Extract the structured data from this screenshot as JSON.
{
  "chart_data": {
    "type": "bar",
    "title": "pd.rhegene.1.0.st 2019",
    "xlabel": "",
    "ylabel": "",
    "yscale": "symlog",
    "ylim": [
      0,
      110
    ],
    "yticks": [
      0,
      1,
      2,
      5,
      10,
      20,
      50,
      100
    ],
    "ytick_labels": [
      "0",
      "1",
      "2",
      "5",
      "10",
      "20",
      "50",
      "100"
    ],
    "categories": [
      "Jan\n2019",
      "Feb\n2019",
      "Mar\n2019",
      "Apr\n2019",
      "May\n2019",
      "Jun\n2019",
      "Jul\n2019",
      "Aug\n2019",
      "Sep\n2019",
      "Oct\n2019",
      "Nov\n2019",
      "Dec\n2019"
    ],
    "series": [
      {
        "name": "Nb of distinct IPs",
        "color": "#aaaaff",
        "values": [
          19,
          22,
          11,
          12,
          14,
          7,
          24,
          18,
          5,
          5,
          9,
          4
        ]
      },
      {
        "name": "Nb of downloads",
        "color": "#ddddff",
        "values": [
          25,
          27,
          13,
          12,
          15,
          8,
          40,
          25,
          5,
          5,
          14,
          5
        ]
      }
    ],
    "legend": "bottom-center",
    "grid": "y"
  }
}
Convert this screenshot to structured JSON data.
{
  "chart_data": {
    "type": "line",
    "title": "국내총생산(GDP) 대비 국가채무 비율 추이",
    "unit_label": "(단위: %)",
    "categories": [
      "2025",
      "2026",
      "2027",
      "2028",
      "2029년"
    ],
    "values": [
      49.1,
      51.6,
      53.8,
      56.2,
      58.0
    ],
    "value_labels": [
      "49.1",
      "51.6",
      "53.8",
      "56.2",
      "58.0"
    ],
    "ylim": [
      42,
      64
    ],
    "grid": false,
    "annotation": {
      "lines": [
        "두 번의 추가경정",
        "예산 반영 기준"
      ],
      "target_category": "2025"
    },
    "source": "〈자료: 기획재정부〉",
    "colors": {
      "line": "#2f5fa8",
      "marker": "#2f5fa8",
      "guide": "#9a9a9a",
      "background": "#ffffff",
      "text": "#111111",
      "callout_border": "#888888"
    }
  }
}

========

» Short task:
Take the lines from the one containing "Convert this screenshot" to the last line of the material above and write them out exactly.

» Exercise solution:
Convert this screenshot to structured JSON data.
{
  "chart_data": {
    "type": "line",
    "title": "국내총생산(GDP) 대비 국가채무 비율 추이",
    "unit_label": "(단위: %)",
    "categories": [
      "2025",
      "2026",
      "2027",
      "2028",
      "2029년"
    ],
    "values": [
      49.1,
      51.6,
      53.8,
      56.2,
      58.0
    ],
    "value_labels": [
      "49.1",
      "51.6",
      "53.8",
      "56.2",
      "58.0"
    ],
    "ylim": [
      42,
      64
    ],
    "grid": false,
    "annotation": {
      "lines": [
        "두 번의 추가경정",
        "예산 반영 기준"
      ],
      "target_category": "2025"
    },
    "source": "〈자료: 기획재정부〉",
    "colors": {
      "line": "#2f5fa8",
      "marker": "#2f5fa8",
      "guide": "#9a9a9a",
      "background": "#ffffff",
      "text": "#111111",
      "callout_border": "#888888"
    }
  }
}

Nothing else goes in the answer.